To do: Extract the records in full, leaving every picture out.

Material for this task:
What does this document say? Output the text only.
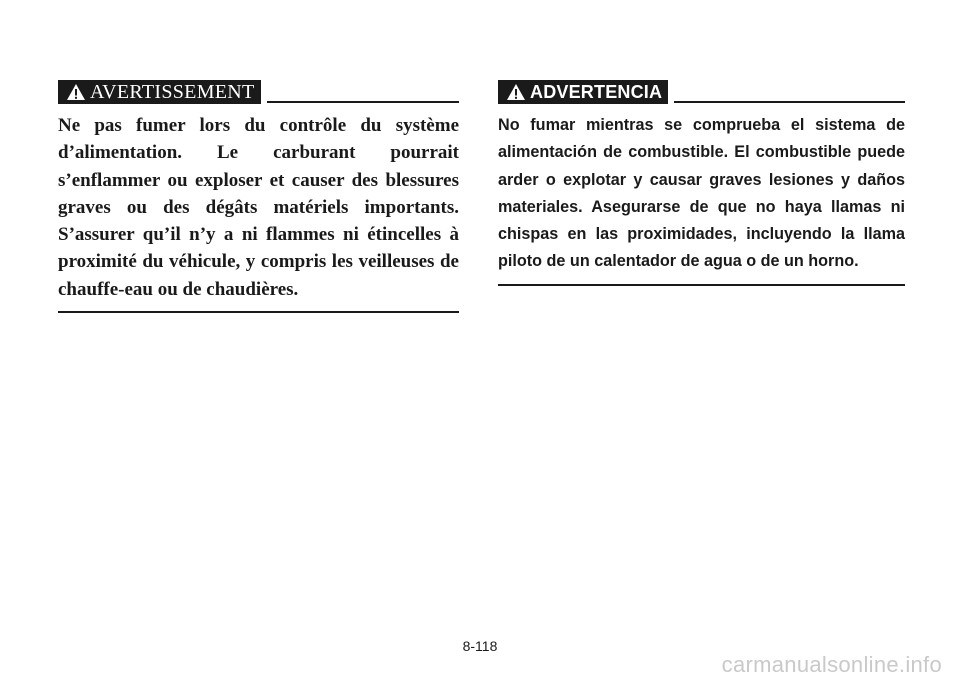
AVERTISSEMENT

Ne pas fumer lors du contrôle du système d’alimentation. Le carburant pourrait s’enflammer ou exploser et causer des blessures graves ou des dégâts matériels importants. S’assurer qu’il n’y a ni flammes ni étincelles à proximité du véhicule, y compris les veilleuses de chauffe-eau ou de chaudières.

ADVERTENCIA

No fumar mientras se comprueba el sistema de alimentación de combustible. El combustible puede arder o explotar y causar graves lesiones y daños materiales. Asegurarse de que no haya llamas ni chispas en las proximidades, incluyendo la llama piloto de un calentador de agua o de un horno.

8-118
carmanualsonline.info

Task result:
What does this document say? Output the text only.
AVERTISSEMENT

Ne pas fumer lors du contrôle du système d’alimentation. Le carburant pourrait s’enflammer ou exploser et causer des blessures graves ou des dégâts matériels importants. S’assurer qu’il n’y a ni flammes ni étincelles à proximité du véhicule, y compris les veilleuses de chauffe-eau ou de chaudières.

ADVERTENCIA

No fumar mientras se comprueba el sistema de alimentación de combustible. El combustible puede arder o explotar y causar graves lesiones y daños materiales. Asegurarse de que no haya llamas ni chispas en las proximidades, incluyendo la llama piloto de un calentador de agua o de un horno.

8-118
carmanualsonline.info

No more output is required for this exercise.